▶ [Instructions for the task]:
Tally the lines below that contain the word "caecal". Only the number should be returned.
——————
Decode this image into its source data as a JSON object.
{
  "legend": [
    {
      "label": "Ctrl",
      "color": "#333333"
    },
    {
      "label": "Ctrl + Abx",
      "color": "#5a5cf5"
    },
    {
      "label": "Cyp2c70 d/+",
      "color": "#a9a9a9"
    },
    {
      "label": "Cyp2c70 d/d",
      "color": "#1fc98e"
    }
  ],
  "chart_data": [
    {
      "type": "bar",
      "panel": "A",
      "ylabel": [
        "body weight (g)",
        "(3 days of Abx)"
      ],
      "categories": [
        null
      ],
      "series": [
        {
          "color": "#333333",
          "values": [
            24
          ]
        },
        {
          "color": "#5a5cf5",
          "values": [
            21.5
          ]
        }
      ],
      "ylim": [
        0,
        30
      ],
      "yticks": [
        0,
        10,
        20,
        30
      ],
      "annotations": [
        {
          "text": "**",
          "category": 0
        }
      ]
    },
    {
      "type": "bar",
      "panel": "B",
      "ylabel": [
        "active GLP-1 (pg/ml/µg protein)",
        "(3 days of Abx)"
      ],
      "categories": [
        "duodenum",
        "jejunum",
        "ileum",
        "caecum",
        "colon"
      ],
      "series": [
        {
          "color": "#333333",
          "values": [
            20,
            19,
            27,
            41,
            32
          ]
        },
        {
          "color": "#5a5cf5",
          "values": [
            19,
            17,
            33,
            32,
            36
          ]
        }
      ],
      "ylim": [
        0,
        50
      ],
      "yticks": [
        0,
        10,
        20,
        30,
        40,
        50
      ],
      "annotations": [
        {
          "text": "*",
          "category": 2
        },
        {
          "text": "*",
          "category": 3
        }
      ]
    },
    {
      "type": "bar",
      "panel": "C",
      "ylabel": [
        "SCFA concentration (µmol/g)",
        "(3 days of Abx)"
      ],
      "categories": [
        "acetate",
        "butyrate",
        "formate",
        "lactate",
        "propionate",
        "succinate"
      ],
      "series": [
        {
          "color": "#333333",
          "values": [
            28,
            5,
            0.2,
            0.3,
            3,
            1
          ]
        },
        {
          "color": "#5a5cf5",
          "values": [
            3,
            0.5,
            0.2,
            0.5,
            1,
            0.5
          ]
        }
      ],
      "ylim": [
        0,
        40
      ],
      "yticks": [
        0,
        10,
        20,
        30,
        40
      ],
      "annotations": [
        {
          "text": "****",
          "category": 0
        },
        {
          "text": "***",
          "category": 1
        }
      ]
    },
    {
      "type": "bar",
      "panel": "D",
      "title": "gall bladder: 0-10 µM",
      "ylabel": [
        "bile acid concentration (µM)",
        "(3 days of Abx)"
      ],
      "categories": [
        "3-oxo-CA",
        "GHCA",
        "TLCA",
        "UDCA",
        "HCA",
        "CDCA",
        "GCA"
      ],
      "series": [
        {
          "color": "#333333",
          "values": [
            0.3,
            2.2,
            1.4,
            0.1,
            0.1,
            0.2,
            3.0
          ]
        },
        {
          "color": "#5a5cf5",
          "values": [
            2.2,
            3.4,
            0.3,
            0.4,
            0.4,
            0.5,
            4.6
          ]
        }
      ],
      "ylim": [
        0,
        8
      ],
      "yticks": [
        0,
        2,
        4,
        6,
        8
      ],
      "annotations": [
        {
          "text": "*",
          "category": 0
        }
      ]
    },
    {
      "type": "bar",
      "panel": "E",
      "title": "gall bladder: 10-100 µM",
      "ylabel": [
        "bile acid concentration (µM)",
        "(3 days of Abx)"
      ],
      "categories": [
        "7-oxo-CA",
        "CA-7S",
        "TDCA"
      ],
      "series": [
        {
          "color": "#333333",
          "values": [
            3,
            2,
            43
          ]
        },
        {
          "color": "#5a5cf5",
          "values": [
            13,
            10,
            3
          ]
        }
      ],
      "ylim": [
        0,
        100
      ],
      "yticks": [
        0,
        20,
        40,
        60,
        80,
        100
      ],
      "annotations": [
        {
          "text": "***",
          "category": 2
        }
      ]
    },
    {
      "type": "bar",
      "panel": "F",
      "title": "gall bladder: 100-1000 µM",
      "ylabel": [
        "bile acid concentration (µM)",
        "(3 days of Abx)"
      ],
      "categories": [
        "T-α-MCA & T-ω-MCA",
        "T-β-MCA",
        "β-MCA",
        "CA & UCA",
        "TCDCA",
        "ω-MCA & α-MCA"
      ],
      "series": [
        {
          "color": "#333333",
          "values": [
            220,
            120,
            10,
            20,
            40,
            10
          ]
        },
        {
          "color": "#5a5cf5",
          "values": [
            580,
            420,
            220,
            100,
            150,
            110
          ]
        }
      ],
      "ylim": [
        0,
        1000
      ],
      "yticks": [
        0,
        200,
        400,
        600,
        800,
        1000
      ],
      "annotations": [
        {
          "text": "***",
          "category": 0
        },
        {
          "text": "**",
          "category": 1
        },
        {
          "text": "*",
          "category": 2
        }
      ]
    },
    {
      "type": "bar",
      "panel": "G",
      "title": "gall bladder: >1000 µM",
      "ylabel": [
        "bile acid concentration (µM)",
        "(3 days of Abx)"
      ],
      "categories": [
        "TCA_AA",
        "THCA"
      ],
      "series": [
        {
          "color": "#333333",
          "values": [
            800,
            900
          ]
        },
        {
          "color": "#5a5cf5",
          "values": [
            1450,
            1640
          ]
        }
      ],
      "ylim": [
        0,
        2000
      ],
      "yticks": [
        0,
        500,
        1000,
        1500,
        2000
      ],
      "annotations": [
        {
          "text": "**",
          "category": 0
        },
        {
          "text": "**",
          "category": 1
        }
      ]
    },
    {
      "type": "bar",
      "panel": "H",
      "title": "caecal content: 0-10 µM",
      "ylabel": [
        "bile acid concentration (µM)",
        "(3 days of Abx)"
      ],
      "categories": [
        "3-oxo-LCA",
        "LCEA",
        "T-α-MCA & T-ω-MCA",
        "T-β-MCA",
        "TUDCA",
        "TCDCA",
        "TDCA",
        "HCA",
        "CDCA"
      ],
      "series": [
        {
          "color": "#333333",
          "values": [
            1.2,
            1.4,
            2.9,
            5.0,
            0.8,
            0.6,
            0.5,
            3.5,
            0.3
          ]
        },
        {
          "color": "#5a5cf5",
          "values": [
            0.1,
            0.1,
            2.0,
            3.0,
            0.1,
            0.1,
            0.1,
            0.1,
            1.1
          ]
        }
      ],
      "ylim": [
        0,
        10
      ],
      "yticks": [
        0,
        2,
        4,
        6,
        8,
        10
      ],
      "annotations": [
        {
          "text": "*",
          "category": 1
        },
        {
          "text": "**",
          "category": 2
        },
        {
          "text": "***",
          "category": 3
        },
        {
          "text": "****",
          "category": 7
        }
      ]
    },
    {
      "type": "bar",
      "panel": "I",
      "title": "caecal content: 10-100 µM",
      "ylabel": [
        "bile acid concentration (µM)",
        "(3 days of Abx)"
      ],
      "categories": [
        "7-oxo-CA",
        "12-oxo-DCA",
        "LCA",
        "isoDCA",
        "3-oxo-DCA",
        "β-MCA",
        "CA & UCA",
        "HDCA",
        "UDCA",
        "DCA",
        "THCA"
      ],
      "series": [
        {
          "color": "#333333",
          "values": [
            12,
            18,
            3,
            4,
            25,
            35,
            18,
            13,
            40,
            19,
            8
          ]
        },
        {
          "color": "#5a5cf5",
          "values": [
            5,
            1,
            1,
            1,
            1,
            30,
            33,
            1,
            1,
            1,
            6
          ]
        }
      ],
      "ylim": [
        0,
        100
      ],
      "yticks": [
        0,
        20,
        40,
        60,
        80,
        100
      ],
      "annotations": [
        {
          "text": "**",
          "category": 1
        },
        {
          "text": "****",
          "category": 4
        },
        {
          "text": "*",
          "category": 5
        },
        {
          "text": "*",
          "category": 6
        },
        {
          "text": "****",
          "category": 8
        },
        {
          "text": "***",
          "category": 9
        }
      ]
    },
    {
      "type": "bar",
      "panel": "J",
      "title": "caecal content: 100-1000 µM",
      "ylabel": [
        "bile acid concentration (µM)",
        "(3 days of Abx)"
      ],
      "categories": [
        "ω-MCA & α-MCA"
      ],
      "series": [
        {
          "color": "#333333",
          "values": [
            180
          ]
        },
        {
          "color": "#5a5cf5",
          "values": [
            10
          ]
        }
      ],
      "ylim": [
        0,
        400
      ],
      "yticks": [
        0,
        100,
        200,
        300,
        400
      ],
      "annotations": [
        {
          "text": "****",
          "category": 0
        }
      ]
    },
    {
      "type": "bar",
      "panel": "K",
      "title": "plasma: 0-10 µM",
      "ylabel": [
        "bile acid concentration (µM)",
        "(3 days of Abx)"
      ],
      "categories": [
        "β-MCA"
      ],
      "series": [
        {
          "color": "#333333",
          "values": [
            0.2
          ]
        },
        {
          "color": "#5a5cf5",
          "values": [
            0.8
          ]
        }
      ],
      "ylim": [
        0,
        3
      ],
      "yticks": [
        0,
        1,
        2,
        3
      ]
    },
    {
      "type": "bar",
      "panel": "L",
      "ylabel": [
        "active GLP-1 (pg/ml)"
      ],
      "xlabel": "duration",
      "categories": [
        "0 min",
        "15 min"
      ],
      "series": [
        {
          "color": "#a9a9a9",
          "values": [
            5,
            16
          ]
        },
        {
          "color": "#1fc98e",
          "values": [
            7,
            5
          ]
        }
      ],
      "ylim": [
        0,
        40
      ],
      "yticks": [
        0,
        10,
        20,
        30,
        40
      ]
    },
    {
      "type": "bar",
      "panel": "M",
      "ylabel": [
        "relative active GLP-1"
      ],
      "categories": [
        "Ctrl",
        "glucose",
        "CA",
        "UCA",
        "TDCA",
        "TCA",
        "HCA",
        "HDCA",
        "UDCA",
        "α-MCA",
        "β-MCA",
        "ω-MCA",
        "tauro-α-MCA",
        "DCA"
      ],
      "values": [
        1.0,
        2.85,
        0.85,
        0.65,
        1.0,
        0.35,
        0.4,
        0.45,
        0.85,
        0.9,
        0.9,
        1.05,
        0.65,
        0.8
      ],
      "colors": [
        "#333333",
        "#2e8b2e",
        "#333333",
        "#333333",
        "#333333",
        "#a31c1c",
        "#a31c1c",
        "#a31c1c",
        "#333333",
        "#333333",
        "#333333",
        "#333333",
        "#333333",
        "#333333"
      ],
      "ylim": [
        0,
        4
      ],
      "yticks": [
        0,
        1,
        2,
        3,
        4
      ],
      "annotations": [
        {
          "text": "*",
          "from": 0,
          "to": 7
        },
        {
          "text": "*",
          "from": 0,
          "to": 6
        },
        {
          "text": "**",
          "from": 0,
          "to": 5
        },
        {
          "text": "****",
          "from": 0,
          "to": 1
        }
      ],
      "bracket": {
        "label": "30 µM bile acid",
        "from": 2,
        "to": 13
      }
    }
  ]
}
——————
▶ [Solved exercise]:
3